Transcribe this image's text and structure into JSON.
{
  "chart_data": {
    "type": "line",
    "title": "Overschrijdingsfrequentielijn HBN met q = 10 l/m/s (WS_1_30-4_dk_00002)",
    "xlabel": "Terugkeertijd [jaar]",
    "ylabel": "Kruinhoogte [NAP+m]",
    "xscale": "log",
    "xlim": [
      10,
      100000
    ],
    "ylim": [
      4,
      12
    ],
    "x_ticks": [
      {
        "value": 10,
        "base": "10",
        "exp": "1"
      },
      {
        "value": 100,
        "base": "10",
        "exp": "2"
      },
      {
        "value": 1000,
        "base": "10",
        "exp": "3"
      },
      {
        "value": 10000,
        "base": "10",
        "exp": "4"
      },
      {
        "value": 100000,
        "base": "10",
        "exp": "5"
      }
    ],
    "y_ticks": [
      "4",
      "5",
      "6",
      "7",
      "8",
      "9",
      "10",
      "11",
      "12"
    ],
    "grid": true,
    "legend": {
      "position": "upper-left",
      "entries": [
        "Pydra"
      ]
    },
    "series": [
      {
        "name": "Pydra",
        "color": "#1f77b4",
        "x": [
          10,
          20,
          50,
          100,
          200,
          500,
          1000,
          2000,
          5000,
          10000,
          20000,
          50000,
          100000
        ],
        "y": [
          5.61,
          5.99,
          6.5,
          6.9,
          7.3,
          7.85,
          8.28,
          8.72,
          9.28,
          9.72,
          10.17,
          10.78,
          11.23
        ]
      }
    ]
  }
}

○ ○ ○ ○ ○

▶ _EXERCISE BRIEF_
Scan the records above for the string "value", then select every line that holds it.

▶ _EXPECTED OUTPUT_
        "value": 10,
        "value": 100,
        "value": 1000,
        "value": 10000,
        "value": 100000,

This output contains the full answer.